• **Aim of the task**: All material below is to be reproduced exactly.

====

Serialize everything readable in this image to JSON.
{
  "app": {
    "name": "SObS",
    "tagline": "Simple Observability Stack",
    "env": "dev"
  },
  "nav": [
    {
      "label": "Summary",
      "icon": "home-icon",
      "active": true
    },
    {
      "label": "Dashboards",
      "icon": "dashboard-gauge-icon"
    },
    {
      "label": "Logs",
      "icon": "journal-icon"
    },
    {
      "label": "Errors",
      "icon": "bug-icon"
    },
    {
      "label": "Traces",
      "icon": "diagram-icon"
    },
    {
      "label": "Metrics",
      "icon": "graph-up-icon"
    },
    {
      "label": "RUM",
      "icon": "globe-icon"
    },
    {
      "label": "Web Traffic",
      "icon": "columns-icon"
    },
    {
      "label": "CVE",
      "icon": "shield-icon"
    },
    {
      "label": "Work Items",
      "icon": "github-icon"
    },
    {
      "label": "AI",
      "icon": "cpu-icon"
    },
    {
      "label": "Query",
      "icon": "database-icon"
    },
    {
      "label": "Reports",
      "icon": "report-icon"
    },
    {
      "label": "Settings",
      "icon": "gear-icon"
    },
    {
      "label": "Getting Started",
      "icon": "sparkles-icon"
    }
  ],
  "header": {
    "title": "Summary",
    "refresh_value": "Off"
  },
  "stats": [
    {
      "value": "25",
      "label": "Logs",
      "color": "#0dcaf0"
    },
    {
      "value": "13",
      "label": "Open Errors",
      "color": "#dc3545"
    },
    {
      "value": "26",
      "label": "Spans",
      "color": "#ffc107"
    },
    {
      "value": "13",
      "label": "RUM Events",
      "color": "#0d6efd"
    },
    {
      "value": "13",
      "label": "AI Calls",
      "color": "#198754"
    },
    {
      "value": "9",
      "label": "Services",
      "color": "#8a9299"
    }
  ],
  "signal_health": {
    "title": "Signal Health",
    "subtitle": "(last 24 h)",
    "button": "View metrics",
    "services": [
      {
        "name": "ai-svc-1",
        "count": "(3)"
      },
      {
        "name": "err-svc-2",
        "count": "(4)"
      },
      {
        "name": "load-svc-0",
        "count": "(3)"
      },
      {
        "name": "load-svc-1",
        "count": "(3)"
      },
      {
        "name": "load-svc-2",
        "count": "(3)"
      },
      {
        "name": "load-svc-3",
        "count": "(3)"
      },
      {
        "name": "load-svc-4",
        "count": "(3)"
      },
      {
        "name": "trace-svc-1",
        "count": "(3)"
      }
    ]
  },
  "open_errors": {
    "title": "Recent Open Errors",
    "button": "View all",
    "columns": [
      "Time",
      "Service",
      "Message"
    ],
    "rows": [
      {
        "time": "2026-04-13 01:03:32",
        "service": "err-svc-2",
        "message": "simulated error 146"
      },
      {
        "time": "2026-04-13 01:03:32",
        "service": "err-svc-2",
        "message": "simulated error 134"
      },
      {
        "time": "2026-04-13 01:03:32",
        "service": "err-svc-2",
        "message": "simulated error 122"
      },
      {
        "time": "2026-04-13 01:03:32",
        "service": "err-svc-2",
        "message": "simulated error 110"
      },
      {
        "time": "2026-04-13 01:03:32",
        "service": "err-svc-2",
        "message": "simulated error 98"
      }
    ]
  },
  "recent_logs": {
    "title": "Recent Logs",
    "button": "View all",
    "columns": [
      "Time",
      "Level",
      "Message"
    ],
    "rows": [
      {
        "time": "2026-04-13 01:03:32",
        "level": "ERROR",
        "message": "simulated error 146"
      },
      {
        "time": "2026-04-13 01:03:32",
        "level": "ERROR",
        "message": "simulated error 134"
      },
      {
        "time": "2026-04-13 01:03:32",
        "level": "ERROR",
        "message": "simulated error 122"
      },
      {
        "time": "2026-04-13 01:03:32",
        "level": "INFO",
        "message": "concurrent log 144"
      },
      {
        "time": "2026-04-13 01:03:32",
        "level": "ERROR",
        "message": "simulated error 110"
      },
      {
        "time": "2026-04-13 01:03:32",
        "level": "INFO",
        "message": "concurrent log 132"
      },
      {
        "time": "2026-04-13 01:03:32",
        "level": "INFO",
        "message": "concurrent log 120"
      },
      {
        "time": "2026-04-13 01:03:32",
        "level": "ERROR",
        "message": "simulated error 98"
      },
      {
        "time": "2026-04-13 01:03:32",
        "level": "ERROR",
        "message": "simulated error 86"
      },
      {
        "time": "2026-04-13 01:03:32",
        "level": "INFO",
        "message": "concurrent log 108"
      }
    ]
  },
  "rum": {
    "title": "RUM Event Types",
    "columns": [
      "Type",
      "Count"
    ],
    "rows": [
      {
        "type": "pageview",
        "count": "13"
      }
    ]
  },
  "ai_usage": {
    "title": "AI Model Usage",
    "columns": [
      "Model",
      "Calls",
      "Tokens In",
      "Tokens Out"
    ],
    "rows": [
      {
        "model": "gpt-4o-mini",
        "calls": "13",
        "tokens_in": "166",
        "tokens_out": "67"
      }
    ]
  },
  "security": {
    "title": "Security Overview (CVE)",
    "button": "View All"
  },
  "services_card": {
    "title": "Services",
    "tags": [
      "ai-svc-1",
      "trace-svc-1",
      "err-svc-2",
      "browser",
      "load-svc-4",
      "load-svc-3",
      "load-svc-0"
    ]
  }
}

====

• **Response to this exercise**:
Serialize everything readable in this image to JSON.
{
  "app": {
    "name": "SObS",
    "tagline": "Simple Observability Stack",
    "env": "dev"
  },
  "nav": [
    {
      "label": "Summary",
      "icon": "home-icon",
      "active": true
    },
    {
      "label": "Dashboards",
      "icon": "dashboard-gauge-icon"
    },
    {
      "label": "Logs",
      "icon": "journal-icon"
    },
    {
      "label": "Errors",
      "icon": "bug-icon"
    },
    {
      "label": "Traces",
      "icon": "diagram-icon"
    },
    {
      "label": "Metrics",
      "icon": "graph-up-icon"
    },
    {
      "label": "RUM",
      "icon": "globe-icon"
    },
    {
      "label": "Web Traffic",
      "icon": "columns-icon"
    },
    {
      "label": "CVE",
      "icon": "shield-icon"
    },
    {
      "label": "Work Items",
      "icon": "github-icon"
    },
    {
      "label": "AI",
      "icon": "cpu-icon"
    },
    {
      "label": "Query",
      "icon": "database-icon"
    },
    {
      "label": "Reports",
      "icon": "report-icon"
    },
    {
      "label": "Settings",
      "icon": "gear-icon"
    },
    {
      "label": "Getting Started",
      "icon": "sparkles-icon"
    }
  ],
  "header": {
    "title": "Summary",
    "refresh_value": "Off"
  },
  "stats": [
    {
      "value": "25",
      "label": "Logs",
      "color": "#0dcaf0"
    },
    {
      "value": "13",
      "label": "Open Errors",
      "color": "#dc3545"
    },
    {
      "value": "26",
      "label": "Spans",
      "color": "#ffc107"
    },
    {
      "value": "13",
      "label": "RUM Events",
      "color": "#0d6efd"
    },
    {
      "value": "13",
      "label": "AI Calls",
      "color": "#198754"
    },
    {
      "value": "9",
      "label": "Services",
      "color": "#8a9299"
    }
  ],
  "signal_health": {
    "title": "Signal Health",
    "subtitle": "(last 24 h)",
    "button": "View metrics",
    "services": [
      {
        "name": "ai-svc-1",
        "count": "(3)"
      },
      {
        "name": "err-svc-2",
        "count": "(4)"
      },
      {
        "name": "load-svc-0",
        "count": "(3)"
      },
      {
        "name": "load-svc-1",
        "count": "(3)"
      },
      {
        "name": "load-svc-2",
        "count": "(3)"
      },
      {
        "name": "load-svc-3",
        "count": "(3)"
      },
      {
        "name": "load-svc-4",
        "count": "(3)"
      },
      {
        "name": "trace-svc-1",
        "count": "(3)"
      }
    ]
  },
  "open_errors": {
    "title": "Recent Open Errors",
    "button": "View all",
    "columns": [
      "Time",
      "Service",
      "Message"
    ],
    "rows": [
      {
        "time": "2026-04-13 01:03:32",
        "service": "err-svc-2",
        "message": "simulated error 146"
      },
      {
        "time": "2026-04-13 01:03:32",
        "service": "err-svc-2",
        "message": "simulated error 134"
      },
      {
        "time": "2026-04-13 01:03:32",
        "service": "err-svc-2",
        "message": "simulated error 122"
      },
      {
        "time": "2026-04-13 01:03:32",
        "service": "err-svc-2",
        "message": "simulated error 110"
      },
      {
        "time": "2026-04-13 01:03:32",
        "service": "err-svc-2",
        "message": "simulated error 98"
      }
    ]
  },
  "recent_logs": {
    "title": "Recent Logs",
    "button": "View all",
    "columns": [
      "Time",
      "Level",
      "Message"
    ],
    "rows": [
      {
        "time": "2026-04-13 01:03:32",
        "level": "ERROR",
        "message": "simulated error 146"
      },
      {
        "time": "2026-04-13 01:03:32",
        "level": "ERROR",
        "message": "simulated error 134"
      },
      {
        "time": "2026-04-13 01:03:32",
        "level": "ERROR",
        "message": "simulated error 122"
      },
      {
        "time": "2026-04-13 01:03:32",
        "level": "INFO",
        "message": "concurrent log 144"
      },
      {
        "time": "2026-04-13 01:03:32",
        "level": "ERROR",
        "message": "simulated error 110"
      },
      {
        "time": "2026-04-13 01:03:32",
        "level": "INFO",
        "message": "concurrent log 132"
      },
      {
        "time": "2026-04-13 01:03:32",
        "level": "INFO",
        "message": "concurrent log 120"
      },
      {
        "time": "2026-04-13 01:03:32",
        "level": "ERROR",
        "message": "simulated error 98"
      },
      {
        "time": "2026-04-13 01:03:32",
        "level": "ERROR",
        "message": "simulated error 86"
      },
      {
        "time": "2026-04-13 01:03:32",
        "level": "INFO",
        "message": "concurrent log 108"
      }
    ]
  },
  "rum": {
    "title": "RUM Event Types",
    "columns": [
      "Type",
      "Count"
    ],
    "rows": [
      {
        "type": "pageview",
        "count": "13"
      }
    ]
  },
  "ai_usage": {
    "title": "AI Model Usage",
    "columns": [
      "Model",
      "Calls",
      "Tokens In",
      "Tokens Out"
    ],
    "rows": [
      {
        "model": "gpt-4o-mini",
        "calls": "13",
        "tokens_in": "166",
        "tokens_out": "67"
      }
    ]
  },
  "security": {
    "title": "Security Overview (CVE)",
    "button": "View All"
  },
  "services_card": {
    "title": "Services",
    "tags": [
      "ai-svc-1",
      "trace-svc-1",
      "err-svc-2",
      "browser",
      "load-svc-4",
      "load-svc-3",
      "load-svc-0"
    ]
  }
}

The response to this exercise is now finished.